*Instructions to follow*. Give an exact transcription of every line, dropping the images.
┄┄┄┄┄┄
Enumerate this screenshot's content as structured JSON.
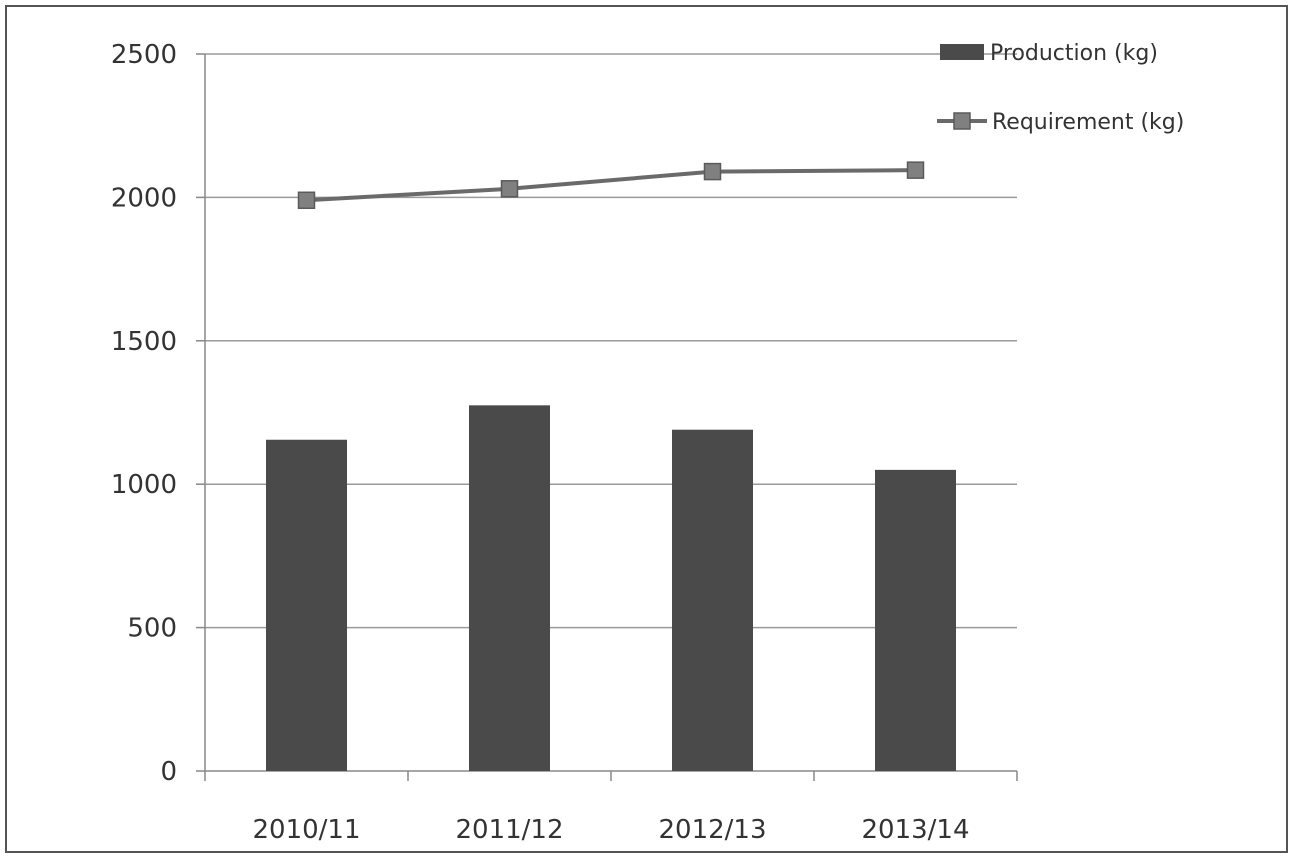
{
  "chart_data": {
    "type": "bar",
    "categories": [
      "2010/11",
      "2011/12",
      "2012/13",
      "2013/14"
    ],
    "series": [
      {
        "name": "Production (kg)",
        "type": "bar",
        "values": [
          1155,
          1275,
          1190,
          1050
        ],
        "color": "#4a4a4a"
      },
      {
        "name": "Requirement (kg)",
        "type": "line",
        "values": [
          1990,
          2030,
          2090,
          2095
        ],
        "color": "#6a6a6a"
      }
    ],
    "title": "",
    "xlabel": "",
    "ylabel": "",
    "ylim": [
      0,
      2500
    ],
    "yticks": [
      0,
      500,
      1000,
      1500,
      2000,
      2500
    ],
    "grid": true,
    "legend": "top-right"
  }
}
┄┄┄┄┄┄
*Finished exercise*.
Enumerate this screenshot's content as structured JSON.
{
  "chart_data": {
    "type": "bar",
    "categories": [
      "2010/11",
      "2011/12",
      "2012/13",
      "2013/14"
    ],
    "series": [
      {
        "name": "Production (kg)",
        "type": "bar",
        "values": [
          1155,
          1275,
          1190,
          1050
        ],
        "color": "#4a4a4a"
      },
      {
        "name": "Requirement (kg)",
        "type": "line",
        "values": [
          1990,
          2030,
          2090,
          2095
        ],
        "color": "#6a6a6a"
      }
    ],
    "title": "",
    "xlabel": "",
    "ylabel": "",
    "ylim": [
      0,
      2500
    ],
    "yticks": [
      0,
      500,
      1000,
      1500,
      2000,
      2500
    ],
    "grid": true,
    "legend": "top-right"
  }
}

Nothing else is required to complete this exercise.